Start SUPPLIED MATERIAL

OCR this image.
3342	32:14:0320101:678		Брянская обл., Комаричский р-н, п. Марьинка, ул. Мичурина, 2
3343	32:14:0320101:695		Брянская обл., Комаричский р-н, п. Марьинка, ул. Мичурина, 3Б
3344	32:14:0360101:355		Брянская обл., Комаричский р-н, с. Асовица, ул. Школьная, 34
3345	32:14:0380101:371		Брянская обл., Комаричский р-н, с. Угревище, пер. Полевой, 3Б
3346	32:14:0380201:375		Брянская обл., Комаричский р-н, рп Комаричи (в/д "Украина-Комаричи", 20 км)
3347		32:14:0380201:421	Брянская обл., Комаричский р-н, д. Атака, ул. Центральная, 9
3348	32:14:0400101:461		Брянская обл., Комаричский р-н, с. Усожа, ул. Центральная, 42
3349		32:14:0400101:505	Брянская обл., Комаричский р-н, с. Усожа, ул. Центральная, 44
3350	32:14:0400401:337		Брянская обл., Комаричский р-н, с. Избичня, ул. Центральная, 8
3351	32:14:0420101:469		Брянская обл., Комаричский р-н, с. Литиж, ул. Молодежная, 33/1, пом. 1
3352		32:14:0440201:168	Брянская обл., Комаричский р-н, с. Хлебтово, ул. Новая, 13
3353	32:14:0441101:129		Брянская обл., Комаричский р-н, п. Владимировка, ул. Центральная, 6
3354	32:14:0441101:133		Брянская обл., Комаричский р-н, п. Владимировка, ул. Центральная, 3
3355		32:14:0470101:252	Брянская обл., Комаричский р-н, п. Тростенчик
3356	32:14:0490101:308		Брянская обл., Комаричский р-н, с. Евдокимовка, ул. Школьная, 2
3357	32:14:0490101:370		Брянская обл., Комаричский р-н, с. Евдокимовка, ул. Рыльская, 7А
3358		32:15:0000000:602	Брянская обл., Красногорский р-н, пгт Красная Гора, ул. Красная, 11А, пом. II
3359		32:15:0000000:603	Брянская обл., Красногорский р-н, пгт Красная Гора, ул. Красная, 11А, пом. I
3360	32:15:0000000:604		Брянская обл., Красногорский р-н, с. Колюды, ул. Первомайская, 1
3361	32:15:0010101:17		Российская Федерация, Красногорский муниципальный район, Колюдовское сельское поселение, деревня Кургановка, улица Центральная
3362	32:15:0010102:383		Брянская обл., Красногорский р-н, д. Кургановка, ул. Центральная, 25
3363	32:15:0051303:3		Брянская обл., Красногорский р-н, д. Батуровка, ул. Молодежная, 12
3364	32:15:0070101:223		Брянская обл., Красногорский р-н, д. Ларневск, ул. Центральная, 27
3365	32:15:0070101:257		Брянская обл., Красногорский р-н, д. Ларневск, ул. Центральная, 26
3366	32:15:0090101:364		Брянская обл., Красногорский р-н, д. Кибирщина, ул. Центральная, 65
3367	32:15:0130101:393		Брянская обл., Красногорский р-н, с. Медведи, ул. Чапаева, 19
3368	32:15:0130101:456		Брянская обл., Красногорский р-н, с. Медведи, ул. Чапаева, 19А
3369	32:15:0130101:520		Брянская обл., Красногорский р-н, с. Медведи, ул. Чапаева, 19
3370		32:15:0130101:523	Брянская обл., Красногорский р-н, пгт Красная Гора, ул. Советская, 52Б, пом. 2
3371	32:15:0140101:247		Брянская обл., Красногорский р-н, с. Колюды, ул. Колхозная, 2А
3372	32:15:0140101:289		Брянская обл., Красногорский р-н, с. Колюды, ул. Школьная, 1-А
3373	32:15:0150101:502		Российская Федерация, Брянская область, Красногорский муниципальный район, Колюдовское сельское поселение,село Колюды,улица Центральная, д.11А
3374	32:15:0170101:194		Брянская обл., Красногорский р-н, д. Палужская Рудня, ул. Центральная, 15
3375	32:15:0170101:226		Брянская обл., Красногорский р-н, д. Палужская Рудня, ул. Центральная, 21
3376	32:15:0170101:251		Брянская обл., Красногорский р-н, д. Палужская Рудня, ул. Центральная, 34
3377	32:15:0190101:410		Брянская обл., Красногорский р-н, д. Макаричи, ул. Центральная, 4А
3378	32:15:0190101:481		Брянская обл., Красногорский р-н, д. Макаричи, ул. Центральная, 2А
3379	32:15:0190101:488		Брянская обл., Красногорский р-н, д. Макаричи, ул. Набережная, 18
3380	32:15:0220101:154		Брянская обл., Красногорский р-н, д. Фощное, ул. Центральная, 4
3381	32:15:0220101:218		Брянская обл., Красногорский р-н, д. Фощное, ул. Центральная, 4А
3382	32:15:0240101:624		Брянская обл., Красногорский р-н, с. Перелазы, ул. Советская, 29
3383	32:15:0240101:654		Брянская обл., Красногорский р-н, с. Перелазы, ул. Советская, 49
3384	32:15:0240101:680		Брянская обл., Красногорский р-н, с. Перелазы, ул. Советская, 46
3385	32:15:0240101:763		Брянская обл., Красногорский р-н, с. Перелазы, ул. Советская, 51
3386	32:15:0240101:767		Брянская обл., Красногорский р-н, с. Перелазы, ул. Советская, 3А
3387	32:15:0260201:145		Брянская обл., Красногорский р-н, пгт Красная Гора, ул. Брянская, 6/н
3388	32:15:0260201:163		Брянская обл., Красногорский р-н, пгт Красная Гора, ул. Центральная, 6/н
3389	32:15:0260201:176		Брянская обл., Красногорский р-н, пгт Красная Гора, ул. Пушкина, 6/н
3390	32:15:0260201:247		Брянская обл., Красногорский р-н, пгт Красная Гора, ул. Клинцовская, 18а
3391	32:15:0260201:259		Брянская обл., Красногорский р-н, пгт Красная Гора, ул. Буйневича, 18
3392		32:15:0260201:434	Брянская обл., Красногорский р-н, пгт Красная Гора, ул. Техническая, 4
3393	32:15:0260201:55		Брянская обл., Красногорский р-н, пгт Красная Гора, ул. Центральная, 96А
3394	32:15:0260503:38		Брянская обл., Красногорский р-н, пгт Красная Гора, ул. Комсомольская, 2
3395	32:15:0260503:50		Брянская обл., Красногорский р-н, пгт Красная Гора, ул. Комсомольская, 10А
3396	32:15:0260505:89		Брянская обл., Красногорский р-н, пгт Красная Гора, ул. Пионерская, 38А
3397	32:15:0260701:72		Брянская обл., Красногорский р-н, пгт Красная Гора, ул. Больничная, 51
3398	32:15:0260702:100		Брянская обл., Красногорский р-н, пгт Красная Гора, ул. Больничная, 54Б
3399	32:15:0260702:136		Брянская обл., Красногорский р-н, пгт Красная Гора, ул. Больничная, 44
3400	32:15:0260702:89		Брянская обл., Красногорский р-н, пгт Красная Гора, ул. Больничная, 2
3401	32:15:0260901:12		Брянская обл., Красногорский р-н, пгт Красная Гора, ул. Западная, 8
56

End SUPPLIED MATERIAL

_STATED PROBLEM_:
Check each line in the records for the word "поселение" and say how many have it, with nothing else.

_REPLY_:
2